BEGIN
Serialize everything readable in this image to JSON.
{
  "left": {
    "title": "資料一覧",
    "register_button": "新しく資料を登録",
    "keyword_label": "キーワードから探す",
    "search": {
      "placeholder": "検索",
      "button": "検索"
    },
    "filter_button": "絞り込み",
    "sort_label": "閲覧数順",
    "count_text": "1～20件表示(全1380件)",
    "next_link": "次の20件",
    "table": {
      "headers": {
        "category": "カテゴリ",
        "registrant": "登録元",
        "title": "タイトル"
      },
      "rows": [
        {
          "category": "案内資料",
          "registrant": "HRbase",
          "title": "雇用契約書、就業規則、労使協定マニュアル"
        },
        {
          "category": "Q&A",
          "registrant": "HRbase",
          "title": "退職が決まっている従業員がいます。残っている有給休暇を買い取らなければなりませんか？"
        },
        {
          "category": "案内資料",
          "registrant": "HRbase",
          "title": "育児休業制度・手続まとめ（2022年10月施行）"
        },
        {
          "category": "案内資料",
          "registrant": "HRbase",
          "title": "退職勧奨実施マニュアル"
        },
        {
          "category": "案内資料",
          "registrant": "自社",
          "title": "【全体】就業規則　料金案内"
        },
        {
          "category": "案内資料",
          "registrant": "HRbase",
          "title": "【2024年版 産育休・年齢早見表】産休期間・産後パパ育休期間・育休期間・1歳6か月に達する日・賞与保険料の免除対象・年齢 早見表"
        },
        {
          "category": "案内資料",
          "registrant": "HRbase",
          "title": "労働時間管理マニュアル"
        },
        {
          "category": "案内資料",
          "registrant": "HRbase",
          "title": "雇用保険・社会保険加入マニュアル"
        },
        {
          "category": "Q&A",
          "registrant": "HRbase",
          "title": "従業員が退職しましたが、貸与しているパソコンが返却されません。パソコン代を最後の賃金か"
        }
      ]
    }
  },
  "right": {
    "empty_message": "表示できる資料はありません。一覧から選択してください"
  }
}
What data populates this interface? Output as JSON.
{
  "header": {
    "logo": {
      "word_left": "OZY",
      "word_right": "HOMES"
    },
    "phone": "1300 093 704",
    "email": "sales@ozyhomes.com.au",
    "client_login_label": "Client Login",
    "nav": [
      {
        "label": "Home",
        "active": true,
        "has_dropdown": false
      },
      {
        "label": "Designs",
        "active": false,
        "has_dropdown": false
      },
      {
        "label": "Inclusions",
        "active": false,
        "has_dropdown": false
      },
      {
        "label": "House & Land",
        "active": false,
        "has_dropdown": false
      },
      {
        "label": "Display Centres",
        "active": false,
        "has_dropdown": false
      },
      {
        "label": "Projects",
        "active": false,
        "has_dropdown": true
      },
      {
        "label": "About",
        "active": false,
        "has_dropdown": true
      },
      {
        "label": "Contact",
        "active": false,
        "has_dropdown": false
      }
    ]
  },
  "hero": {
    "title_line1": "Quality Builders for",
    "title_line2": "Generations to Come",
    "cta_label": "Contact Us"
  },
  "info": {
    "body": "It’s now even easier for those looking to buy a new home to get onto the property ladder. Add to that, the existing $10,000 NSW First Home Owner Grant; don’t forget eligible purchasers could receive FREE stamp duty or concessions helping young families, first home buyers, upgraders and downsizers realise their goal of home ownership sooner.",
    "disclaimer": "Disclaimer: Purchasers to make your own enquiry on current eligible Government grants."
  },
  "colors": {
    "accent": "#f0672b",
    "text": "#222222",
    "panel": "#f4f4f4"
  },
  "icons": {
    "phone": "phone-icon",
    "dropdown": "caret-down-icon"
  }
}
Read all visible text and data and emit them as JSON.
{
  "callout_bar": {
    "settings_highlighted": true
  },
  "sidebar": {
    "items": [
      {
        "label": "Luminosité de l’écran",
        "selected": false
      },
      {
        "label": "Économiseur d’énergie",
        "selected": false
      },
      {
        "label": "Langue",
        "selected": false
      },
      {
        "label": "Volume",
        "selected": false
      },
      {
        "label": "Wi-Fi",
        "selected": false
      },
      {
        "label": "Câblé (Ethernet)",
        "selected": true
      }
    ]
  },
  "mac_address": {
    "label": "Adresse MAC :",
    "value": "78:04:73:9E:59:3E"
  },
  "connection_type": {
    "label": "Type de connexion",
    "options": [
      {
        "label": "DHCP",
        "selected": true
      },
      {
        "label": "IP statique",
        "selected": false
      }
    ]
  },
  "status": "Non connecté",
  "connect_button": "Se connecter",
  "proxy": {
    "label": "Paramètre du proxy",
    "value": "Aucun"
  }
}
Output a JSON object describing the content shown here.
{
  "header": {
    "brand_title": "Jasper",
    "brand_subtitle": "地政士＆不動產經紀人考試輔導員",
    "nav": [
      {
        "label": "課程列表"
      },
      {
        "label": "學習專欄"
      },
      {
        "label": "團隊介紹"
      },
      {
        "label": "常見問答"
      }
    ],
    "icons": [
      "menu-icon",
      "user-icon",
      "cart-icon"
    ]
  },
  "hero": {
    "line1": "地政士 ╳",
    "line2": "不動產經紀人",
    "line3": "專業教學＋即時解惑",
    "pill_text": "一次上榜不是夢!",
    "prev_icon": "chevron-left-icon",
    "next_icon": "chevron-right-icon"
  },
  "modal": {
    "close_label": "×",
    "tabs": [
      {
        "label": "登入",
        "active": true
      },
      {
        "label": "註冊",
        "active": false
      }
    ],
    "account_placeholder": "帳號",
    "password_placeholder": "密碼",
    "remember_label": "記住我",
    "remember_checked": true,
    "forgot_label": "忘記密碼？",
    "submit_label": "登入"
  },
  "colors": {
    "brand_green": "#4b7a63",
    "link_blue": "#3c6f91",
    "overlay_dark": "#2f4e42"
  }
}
END
Send back each record exactly as it stands.

> **Task response**:
Serialize everything readable in this image to JSON.
{
  "left": {
    "title": "資料一覧",
    "register_button": "新しく資料を登録",
    "keyword_label": "キーワードから探す",
    "search": {
      "placeholder": "検索",
      "button": "検索"
    },
    "filter_button": "絞り込み",
    "sort_label": "閲覧数順",
    "count_text": "1～20件表示(全1380件)",
    "next_link": "次の20件",
    "table": {
      "headers": {
        "category": "カテゴリ",
        "registrant": "登録元",
        "title": "タイトル"
      },
      "rows": [
        {
          "category": "案内資料",
          "registrant": "HRbase",
          "title": "雇用契約書、就業規則、労使協定マニュアル"
        },
        {
          "category": "Q&A",
          "registrant": "HRbase",
          "title": "退職が決まっている従業員がいます。残っている有給休暇を買い取らなければなりませんか？"
        },
        {
          "category": "案内資料",
          "registrant": "HRbase",
          "title": "育児休業制度・手続まとめ（2022年10月施行）"
        },
        {
          "category": "案内資料",
          "registrant": "HRbase",
          "title": "退職勧奨実施マニュアル"
        },
        {
          "category": "案内資料",
          "registrant": "自社",
          "title": "【全体】就業規則　料金案内"
        },
        {
          "category": "案内資料",
          "registrant": "HRbase",
          "title": "【2024年版 産育休・年齢早見表】産休期間・産後パパ育休期間・育休期間・1歳6か月に達する日・賞与保険料の免除対象・年齢 早見表"
        },
        {
          "category": "案内資料",
          "registrant": "HRbase",
          "title": "労働時間管理マニュアル"
        },
        {
          "category": "案内資料",
          "registrant": "HRbase",
          "title": "雇用保険・社会保険加入マニュアル"
        },
        {
          "category": "Q&A",
          "registrant": "HRbase",
          "title": "従業員が退職しましたが、貸与しているパソコンが返却されません。パソコン代を最後の賃金か"
        }
      ]
    }
  },
  "right": {
    "empty_message": "表示できる資料はありません。一覧から選択してください"
  }
}
What data populates this interface? Output as JSON.
{
  "header": {
    "logo": {
      "word_left": "OZY",
      "word_right": "HOMES"
    },
    "phone": "1300 093 704",
    "email": "sales@ozyhomes.com.au",
    "client_login_label": "Client Login",
    "nav": [
      {
        "label": "Home",
        "active": true,
        "has_dropdown": false
      },
      {
        "label": "Designs",
        "active": false,
        "has_dropdown": false
      },
      {
        "label": "Inclusions",
        "active": false,
        "has_dropdown": false
      },
      {
        "label": "House & Land",
        "active": false,
        "has_dropdown": false
      },
      {
        "label": "Display Centres",
        "active": false,
        "has_dropdown": false
      },
      {
        "label": "Projects",
        "active": false,
        "has_dropdown": true
      },
      {
        "label": "About",
        "active": false,
        "has_dropdown": true
      },
      {
        "label": "Contact",
        "active": false,
        "has_dropdown": false
      }
    ]
  },
  "hero": {
    "title_line1": "Quality Builders for",
    "title_line2": "Generations to Come",
    "cta_label": "Contact Us"
  },
  "info": {
    "body": "It’s now even easier for those looking to buy a new home to get onto the property ladder. Add to that, the existing $10,000 NSW First Home Owner Grant; don’t forget eligible purchasers could receive FREE stamp duty or concessions helping young families, first home buyers, upgraders and downsizers realise their goal of home ownership sooner.",
    "disclaimer": "Disclaimer: Purchasers to make your own enquiry on current eligible Government grants."
  },
  "colors": {
    "accent": "#f0672b",
    "text": "#222222",
    "panel": "#f4f4f4"
  },
  "icons": {
    "phone": "phone-icon",
    "dropdown": "caret-down-icon"
  }
}
Read all visible text and data and emit them as JSON.
{
  "callout_bar": {
    "settings_highlighted": true
  },
  "sidebar": {
    "items": [
      {
        "label": "Luminosité de l’écran",
        "selected": false
      },
      {
        "label": "Économiseur d’énergie",
        "selected": false
      },
      {
        "label": "Langue",
        "selected": false
      },
      {
        "label": "Volume",
        "selected": false
      },
      {
        "label": "Wi-Fi",
        "selected": false
      },
      {
        "label": "Câblé (Ethernet)",
        "selected": true
      }
    ]
  },
  "mac_address": {
    "label": "Adresse MAC :",
    "value": "78:04:73:9E:59:3E"
  },
  "connection_type": {
    "label": "Type de connexion",
    "options": [
      {
        "label": "DHCP",
        "selected": true
      },
      {
        "label": "IP statique",
        "selected": false
      }
    ]
  },
  "status": "Non connecté",
  "connect_button": "Se connecter",
  "proxy": {
    "label": "Paramètre du proxy",
    "value": "Aucun"
  }
}
Output a JSON object describing the content shown here.
{
  "header": {
    "brand_title": "Jasper",
    "brand_subtitle": "地政士＆不動產經紀人考試輔導員",
    "nav": [
      {
        "label": "課程列表"
      },
      {
        "label": "學習專欄"
      },
      {
        "label": "團隊介紹"
      },
      {
        "label": "常見問答"
      }
    ],
    "icons": [
      "menu-icon",
      "user-icon",
      "cart-icon"
    ]
  },
  "hero": {
    "line1": "地政士 ╳",
    "line2": "不動產經紀人",
    "line3": "專業教學＋即時解惑",
    "pill_text": "一次上榜不是夢!",
    "prev_icon": "chevron-left-icon",
    "next_icon": "chevron-right-icon"
  },
  "modal": {
    "close_label": "×",
    "tabs": [
      {
        "label": "登入",
        "active": true
      },
      {
        "label": "註冊",
        "active": false
      }
    ],
    "account_placeholder": "帳號",
    "password_placeholder": "密碼",
    "remember_label": "記住我",
    "remember_checked": true,
    "forgot_label": "忘記密碼？",
    "submit_label": "登入"
  },
  "colors": {
    "brand_green": "#4b7a63",
    "link_blue": "#3c6f91",
    "overlay_dark": "#2f4e42"
  }
}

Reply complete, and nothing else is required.